Lines of data

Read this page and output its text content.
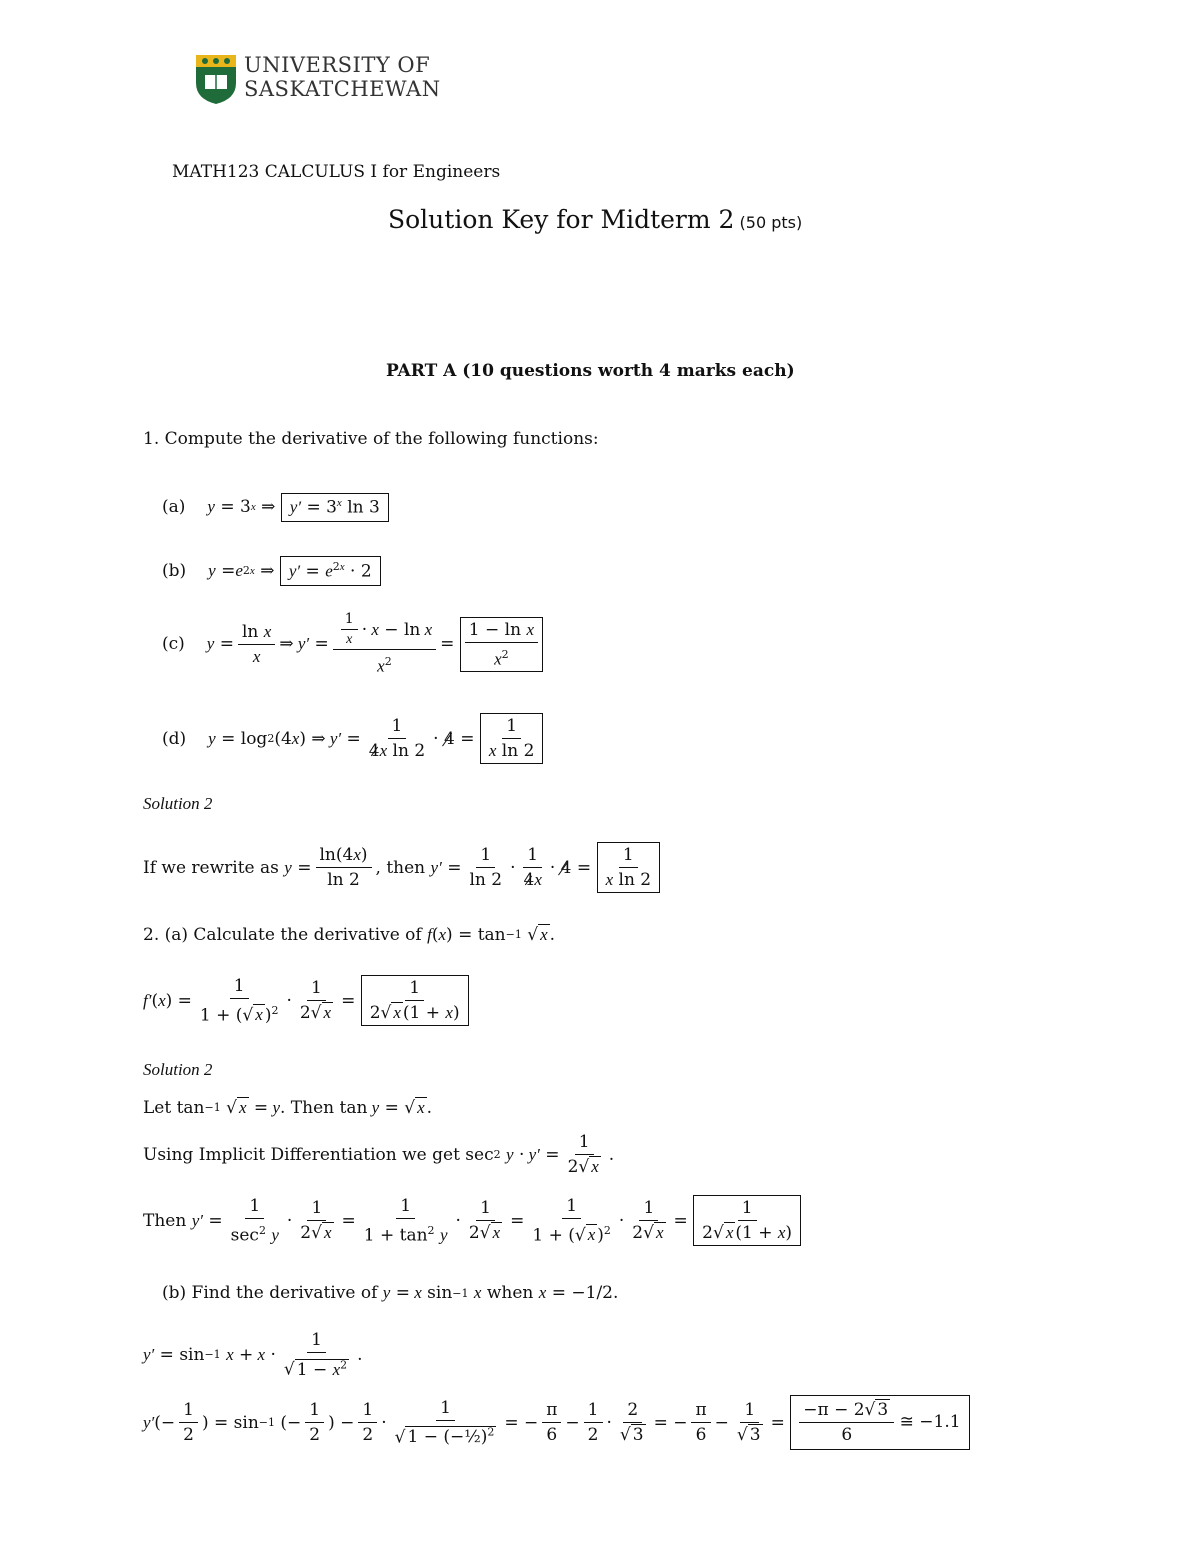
UNIVERSITY OF
SASKATCHEWAN
MATH123 CALCULUS I for Engineers
Solution Key for Midterm 2 (50 pts)
PART A (10 questions worth 4 marks each)
1. Compute the derivative of the following functions:
(a) y = 3 x ⇒ $y' = 3^x$ ln 3
(b) y = e 2x ⇒ $y' = e^{2x} \cdot 2$
(c) $y = \frac{\text{ln x}}{x}$ ⇒ $y' = \frac{\frac{1}{x} \cdot x - \ln x}{x^2} = \frac{\text{1 − ln x}}{x^2}$
(d) y = log 2 (4 x ) ⇒ $y' = \frac{1}{\text{4x ln 2}} \cdot 4 = \frac{1}{\text{x ln 2}}$
Solution 2
If we rewrite as
$y = \frac{\ln(4x)}{\ln 2}$ , then
$y' = \frac{1}{\ln 2} \cdot \frac{1}{4x} \cdot 4 = \frac{1}{\text{x ln 2}}$
2. (a) Calculate the derivative of
f ( x ) = tan −1 √ x .
f′ ( x ) = $\frac{1}{1 + (√ x )^2} \cdot \frac{1}{2√ x} = \frac{1}{2√ x (1 + x)}$
Solution 2
Let tan −1 √ x = y . Then tan y = √ x .
Using Implicit Differentiation we get sec 2
$y \cdot y' = \frac{1}{2√ x}$ .
Then
$y' = \frac{1}{\sec^2 y} \cdot \frac{1}{2√ x} = \frac{1}{1 + \tan^2 y} \cdot \frac{1}{2√ x} = \frac{1}{1 + (√ x )^2} \cdot \frac{1}{2√ x} = \frac{1}{2√ x (1 + x)}$
(b) Find the derivative of
y = x sin −1
x
when
x = −1/2.
y′ = sin −1
$x + x \cdot \frac{1}{√ 1 - x^2}$ .
y′ (− $\frac{1}{2}$ ) = sin −1 (− $\frac{1}{2}$ ) − $\frac{1}{2} \cdot \frac{1}{√ 1 - (-\frac{1}{2})^2}$ = − $\frac{\pi}{6} - \frac{1}{2} \cdot \frac{2}{√ 3}$ = − $\frac{\pi}{6} - \frac{1}{√ 3} = \frac{-\pi - 2√ 3}{6}$ ≅ −1.1
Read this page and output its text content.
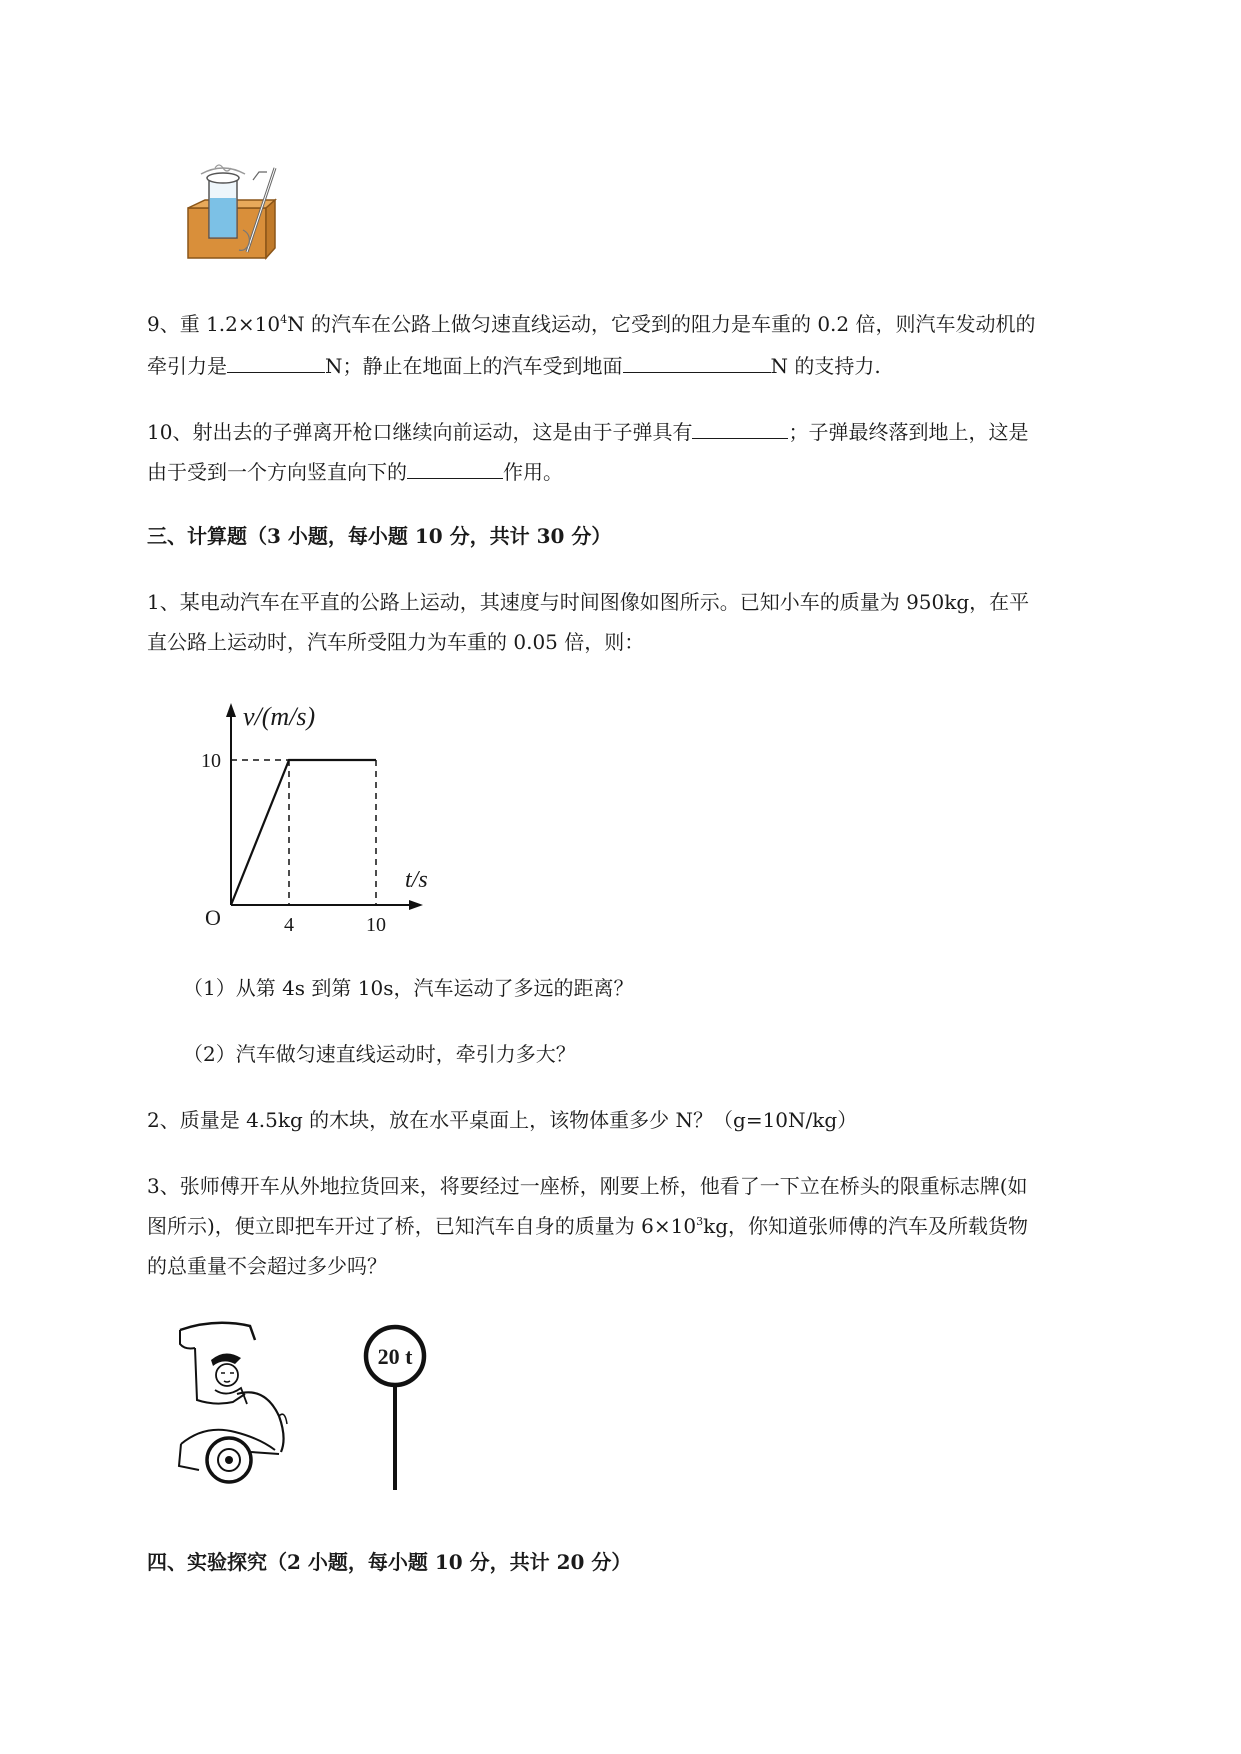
9、重 $1.2\times 10^4N$ 的汽车在公路上做匀速直线运动，它受到的阻力是车重的 0.2 倍，则汽车发动机的
牵引力是	N；静止在地面上的汽车受到地面	N 的支持力.
10、射出去的子弹离开枪口继续向前运动，这是由于子弹具有	；子弹最终落到地上，这是
由于受到一个方向竖直向下的	作用。
三、计算题（3 小题，每小题 10 分，共计 30 分）
1、某电动汽车在平直的公路上运动，其速度与时间图像如图所示。已知小车的质量为 950kg，在平
直公路上运动时，汽车所受阻力为车重的 0.05 倍，则：
v/(m/s)
t/s
O
10
4	10
（1）从第 4s 到第 10s，汽车运动了多远的距离？
（2）汽车做匀速直线运动时，牵引力多大？
2、质量是 4.5kg 的木块，放在水平桌面上，该物体重多少 N？（g=10N/kg）
3、张师傅开车从外地拉货回来，将要经过一座桥，刚要上桥，他看了一下立在桥头的限重标志牌(如
图所示)，便立即把车开过了桥，已知汽车自身的质量为 $6\times 10^3kg$，你知道张师傅的汽车及所载货物
的总重量不会超过多少吗？
20 t
四、实验探究（2 小题，每小题 10 分，共计 20 分）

YOUR INSTRUCTIONS
Gather every line from the listing above in which "times" appears, and copy those lines.

FINAL RESULT
9、重 $1.2\times 10^4N$ 的汽车在公路上做匀速直线运动，它受到的阻力是车重的 0.2 倍，则汽车发动机的
图所示)，便立即把车开过了桥，已知汽车自身的质量为 $6\times 10^3kg$，你知道张师傅的汽车及所载货物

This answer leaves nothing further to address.